◆ **GOAL OF THE EXERCISE**
Filter out everything except lines holding "right".

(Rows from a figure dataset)
-----

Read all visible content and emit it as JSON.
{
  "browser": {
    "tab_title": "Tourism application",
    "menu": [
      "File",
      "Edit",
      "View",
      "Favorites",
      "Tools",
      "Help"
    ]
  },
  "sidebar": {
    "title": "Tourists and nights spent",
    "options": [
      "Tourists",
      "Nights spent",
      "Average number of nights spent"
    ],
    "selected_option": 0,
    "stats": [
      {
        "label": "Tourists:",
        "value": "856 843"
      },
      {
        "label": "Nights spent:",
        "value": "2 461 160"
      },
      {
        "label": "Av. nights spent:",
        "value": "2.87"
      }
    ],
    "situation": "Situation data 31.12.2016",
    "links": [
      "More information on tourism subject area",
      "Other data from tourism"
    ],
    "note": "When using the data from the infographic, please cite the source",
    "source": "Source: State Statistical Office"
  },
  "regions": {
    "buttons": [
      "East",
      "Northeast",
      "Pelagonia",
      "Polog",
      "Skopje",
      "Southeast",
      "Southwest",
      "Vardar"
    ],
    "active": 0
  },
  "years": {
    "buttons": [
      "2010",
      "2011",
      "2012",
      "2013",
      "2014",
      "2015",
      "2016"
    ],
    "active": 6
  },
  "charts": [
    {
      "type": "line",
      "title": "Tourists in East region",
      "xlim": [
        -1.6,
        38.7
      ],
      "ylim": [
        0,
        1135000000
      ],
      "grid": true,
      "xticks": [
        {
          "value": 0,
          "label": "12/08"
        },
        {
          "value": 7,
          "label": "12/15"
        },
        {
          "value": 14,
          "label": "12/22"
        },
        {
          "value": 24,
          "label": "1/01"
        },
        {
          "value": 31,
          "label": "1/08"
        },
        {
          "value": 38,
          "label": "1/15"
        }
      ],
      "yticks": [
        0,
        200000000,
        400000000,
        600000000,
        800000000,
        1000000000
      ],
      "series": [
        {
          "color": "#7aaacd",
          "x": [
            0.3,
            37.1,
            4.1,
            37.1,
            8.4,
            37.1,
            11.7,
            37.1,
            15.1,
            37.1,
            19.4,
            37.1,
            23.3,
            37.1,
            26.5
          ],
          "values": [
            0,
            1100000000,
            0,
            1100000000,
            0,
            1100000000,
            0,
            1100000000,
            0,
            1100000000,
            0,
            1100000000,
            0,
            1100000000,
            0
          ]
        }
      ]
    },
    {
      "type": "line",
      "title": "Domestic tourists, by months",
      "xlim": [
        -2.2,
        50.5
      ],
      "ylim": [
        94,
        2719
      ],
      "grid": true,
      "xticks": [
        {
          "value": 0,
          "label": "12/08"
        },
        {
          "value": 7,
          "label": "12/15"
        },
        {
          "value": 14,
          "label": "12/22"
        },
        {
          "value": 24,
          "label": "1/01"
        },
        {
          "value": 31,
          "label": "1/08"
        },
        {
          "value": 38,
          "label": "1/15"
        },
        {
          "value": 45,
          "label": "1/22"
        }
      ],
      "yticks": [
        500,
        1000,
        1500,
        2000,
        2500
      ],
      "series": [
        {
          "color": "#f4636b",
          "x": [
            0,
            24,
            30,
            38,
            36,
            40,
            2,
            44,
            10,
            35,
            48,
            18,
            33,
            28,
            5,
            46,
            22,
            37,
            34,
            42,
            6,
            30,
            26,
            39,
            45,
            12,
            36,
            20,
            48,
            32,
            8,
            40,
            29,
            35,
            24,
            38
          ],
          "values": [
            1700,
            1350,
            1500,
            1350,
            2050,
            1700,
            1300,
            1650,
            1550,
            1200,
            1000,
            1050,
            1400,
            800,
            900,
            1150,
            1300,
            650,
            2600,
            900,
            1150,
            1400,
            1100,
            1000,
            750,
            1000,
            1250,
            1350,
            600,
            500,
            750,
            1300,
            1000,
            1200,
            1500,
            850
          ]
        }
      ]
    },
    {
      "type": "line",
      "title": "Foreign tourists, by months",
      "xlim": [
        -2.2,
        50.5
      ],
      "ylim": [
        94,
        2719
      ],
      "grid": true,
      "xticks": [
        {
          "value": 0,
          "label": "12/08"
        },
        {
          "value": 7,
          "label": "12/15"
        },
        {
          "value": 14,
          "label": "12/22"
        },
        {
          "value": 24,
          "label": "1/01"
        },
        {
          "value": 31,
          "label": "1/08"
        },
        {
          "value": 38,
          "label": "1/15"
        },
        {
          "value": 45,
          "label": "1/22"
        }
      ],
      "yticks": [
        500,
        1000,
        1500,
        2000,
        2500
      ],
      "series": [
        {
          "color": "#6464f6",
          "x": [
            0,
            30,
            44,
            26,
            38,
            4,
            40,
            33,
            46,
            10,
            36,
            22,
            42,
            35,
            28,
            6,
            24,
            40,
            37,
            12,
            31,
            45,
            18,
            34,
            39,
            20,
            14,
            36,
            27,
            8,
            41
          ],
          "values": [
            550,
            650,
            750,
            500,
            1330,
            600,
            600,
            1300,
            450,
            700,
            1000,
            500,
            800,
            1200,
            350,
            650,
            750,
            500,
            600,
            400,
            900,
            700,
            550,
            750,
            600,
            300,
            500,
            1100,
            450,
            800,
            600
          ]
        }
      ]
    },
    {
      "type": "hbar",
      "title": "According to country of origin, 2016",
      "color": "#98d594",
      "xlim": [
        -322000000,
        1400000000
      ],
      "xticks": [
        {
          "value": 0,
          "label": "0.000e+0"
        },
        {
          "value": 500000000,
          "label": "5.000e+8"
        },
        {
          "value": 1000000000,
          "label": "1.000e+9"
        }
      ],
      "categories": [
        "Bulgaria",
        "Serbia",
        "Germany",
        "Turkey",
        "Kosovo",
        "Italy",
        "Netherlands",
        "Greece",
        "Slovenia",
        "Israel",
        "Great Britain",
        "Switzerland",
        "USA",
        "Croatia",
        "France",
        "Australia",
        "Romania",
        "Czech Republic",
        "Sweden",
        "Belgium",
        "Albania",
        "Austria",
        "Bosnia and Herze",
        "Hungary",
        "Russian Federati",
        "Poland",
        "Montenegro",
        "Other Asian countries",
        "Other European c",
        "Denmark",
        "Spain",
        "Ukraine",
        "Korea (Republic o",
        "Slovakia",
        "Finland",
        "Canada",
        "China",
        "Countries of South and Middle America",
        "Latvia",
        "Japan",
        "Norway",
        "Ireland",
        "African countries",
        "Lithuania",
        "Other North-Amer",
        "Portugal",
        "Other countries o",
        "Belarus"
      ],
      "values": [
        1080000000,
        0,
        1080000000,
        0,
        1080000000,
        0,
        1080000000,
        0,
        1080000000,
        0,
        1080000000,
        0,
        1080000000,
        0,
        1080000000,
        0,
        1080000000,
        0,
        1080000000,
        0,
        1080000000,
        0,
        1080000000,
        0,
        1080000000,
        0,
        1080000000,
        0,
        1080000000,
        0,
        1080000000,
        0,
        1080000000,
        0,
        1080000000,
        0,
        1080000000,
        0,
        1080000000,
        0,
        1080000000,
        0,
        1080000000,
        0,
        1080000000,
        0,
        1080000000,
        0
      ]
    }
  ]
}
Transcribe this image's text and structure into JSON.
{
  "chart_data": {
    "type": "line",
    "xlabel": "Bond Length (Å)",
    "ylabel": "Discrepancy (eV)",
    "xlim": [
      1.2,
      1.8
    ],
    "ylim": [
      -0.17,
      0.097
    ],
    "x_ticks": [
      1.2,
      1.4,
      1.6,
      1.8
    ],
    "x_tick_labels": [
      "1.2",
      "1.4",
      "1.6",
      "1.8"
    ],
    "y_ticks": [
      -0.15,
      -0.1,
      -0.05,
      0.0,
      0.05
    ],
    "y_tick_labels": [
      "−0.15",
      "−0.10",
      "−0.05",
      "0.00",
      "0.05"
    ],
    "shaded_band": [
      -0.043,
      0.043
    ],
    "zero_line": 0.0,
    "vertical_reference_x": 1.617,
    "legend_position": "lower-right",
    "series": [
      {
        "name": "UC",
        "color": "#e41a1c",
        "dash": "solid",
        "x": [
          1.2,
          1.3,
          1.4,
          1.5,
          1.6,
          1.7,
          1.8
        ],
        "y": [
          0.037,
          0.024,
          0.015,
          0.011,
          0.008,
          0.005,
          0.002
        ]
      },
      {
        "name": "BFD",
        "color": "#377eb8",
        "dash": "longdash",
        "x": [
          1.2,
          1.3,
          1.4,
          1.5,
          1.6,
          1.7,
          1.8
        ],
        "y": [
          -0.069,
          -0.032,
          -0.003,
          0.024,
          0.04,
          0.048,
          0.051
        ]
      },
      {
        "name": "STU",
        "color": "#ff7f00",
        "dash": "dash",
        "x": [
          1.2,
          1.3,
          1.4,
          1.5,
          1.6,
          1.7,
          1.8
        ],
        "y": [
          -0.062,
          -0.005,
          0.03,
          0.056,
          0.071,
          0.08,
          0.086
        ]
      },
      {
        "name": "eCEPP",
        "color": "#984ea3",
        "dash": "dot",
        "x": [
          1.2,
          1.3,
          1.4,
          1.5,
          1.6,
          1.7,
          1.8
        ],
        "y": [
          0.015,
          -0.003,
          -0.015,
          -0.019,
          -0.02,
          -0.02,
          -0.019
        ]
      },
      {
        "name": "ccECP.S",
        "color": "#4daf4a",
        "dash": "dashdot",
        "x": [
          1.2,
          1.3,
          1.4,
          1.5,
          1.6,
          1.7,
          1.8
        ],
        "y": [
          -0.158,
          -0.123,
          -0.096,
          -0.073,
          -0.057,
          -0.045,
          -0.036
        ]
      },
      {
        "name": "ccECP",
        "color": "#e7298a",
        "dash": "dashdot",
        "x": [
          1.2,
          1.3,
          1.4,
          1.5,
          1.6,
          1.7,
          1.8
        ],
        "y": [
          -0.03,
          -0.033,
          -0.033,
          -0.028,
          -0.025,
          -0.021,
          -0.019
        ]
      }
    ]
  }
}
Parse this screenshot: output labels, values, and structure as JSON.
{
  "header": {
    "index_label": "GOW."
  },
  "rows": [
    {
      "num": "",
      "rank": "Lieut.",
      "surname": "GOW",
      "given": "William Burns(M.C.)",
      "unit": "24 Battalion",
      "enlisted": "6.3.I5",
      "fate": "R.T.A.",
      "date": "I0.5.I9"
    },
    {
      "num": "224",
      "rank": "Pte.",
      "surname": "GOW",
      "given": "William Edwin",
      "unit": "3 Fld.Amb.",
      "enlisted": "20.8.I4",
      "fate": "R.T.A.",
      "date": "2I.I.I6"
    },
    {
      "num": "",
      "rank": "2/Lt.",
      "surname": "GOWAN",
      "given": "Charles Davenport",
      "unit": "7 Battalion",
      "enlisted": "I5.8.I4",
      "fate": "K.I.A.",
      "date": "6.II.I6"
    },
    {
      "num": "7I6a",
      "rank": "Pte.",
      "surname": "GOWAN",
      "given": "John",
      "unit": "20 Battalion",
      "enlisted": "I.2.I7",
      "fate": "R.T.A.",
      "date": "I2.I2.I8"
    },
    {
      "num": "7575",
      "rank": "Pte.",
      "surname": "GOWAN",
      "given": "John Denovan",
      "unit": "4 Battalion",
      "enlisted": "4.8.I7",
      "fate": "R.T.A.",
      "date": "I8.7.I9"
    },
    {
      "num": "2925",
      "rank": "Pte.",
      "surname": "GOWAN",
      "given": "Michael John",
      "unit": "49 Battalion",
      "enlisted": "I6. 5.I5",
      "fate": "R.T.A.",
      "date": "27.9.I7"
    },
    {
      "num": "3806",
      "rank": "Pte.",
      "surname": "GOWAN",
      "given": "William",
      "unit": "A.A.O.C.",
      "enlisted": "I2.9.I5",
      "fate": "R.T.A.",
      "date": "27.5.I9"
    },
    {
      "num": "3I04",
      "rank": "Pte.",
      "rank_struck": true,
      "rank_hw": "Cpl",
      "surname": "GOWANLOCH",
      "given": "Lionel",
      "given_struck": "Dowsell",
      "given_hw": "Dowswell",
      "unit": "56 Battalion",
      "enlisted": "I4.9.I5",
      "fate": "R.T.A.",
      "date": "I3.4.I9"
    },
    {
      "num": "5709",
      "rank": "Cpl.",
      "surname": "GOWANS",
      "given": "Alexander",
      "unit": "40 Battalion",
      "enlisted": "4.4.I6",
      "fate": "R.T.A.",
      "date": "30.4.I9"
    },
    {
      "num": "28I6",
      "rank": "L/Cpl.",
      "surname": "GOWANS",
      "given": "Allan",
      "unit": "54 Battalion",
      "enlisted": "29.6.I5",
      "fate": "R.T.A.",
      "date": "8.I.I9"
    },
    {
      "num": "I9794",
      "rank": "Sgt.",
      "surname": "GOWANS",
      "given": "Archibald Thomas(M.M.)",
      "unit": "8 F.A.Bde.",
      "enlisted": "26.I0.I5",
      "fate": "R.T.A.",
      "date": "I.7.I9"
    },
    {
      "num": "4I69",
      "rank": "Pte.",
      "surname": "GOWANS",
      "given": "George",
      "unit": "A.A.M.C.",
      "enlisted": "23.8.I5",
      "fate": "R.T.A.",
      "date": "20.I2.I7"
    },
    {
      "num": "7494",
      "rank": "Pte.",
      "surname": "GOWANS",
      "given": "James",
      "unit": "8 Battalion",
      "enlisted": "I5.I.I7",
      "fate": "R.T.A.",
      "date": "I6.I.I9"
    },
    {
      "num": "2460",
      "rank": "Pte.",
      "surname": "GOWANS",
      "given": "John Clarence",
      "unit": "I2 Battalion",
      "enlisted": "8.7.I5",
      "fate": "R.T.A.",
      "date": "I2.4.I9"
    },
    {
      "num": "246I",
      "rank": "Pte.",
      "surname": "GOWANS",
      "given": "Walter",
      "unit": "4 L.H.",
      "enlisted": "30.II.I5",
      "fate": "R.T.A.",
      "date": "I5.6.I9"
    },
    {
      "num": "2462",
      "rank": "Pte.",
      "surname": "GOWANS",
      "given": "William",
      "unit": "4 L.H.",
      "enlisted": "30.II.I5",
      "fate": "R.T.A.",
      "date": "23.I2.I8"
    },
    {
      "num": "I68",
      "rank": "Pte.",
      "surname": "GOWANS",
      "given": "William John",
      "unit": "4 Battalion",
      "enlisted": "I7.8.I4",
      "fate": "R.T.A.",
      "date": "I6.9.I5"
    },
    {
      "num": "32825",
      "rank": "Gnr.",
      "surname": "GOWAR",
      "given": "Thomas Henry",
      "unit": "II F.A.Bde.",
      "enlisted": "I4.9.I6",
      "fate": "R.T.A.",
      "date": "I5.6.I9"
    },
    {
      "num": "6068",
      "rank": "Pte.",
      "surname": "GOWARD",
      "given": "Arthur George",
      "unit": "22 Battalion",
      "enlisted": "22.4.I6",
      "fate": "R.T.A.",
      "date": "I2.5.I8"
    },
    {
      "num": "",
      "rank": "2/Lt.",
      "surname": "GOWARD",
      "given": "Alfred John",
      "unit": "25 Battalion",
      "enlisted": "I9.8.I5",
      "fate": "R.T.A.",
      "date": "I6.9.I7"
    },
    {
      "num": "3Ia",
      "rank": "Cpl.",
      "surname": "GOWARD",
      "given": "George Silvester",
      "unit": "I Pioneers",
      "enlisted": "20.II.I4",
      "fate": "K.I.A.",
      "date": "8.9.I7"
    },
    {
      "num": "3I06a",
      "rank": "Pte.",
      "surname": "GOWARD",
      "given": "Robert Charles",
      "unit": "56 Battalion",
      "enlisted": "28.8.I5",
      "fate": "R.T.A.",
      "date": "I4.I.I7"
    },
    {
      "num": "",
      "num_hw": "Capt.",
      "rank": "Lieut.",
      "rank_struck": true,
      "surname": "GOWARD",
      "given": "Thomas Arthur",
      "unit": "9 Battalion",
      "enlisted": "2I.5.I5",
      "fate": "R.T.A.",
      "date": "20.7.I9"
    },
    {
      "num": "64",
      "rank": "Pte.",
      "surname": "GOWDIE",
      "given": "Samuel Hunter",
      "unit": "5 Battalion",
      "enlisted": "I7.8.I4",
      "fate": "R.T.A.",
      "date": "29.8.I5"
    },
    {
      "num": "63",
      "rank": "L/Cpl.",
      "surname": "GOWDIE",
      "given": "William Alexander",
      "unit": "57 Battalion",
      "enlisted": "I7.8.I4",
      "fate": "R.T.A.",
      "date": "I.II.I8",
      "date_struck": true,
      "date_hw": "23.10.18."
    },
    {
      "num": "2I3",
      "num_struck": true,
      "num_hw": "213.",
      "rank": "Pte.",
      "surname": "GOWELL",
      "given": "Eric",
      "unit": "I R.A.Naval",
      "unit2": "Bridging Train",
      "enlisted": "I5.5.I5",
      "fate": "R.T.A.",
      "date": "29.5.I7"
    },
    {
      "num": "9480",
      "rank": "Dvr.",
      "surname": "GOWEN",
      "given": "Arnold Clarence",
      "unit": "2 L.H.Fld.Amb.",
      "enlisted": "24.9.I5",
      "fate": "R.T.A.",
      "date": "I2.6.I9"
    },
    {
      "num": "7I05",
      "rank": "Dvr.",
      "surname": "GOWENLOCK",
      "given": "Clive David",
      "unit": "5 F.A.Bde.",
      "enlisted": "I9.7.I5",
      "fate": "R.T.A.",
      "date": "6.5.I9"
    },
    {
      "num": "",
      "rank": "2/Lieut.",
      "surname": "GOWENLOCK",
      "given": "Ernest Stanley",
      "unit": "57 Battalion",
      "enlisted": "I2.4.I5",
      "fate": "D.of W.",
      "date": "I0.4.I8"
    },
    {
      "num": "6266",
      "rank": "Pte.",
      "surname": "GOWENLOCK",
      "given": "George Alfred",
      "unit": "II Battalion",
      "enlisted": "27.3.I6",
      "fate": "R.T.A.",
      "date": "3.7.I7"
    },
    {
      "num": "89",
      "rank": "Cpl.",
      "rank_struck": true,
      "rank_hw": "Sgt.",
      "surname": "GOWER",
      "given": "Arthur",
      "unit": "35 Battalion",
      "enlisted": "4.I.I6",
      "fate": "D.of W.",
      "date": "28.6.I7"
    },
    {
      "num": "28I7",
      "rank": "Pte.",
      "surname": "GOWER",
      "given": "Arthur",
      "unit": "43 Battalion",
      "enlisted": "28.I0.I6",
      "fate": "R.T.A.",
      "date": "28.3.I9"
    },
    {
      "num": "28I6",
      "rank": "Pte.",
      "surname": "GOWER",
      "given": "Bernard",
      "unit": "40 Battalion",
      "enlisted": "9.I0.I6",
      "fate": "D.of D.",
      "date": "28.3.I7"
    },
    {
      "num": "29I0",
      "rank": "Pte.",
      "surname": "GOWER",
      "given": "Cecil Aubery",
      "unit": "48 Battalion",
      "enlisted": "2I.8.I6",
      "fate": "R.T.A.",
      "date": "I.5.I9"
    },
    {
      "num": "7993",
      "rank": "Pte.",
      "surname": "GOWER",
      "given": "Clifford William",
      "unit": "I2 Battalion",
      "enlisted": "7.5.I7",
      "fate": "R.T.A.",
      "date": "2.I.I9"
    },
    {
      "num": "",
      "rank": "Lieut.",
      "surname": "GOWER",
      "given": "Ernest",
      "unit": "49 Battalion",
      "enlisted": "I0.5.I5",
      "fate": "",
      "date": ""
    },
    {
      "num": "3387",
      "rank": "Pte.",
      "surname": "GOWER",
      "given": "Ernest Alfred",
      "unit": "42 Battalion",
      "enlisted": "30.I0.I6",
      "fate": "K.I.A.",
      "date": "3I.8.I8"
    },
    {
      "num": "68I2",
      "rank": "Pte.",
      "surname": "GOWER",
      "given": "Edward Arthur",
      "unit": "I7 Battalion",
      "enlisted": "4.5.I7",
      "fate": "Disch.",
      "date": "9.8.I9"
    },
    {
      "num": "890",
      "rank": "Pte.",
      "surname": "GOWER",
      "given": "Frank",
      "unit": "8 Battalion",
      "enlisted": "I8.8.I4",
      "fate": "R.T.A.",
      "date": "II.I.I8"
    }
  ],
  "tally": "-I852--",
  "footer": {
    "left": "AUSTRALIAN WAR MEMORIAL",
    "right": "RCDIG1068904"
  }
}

-----

◆ **RESPONSE BELOW**
    "legend_position": "lower-right",
    "right": "RCDIG1068904"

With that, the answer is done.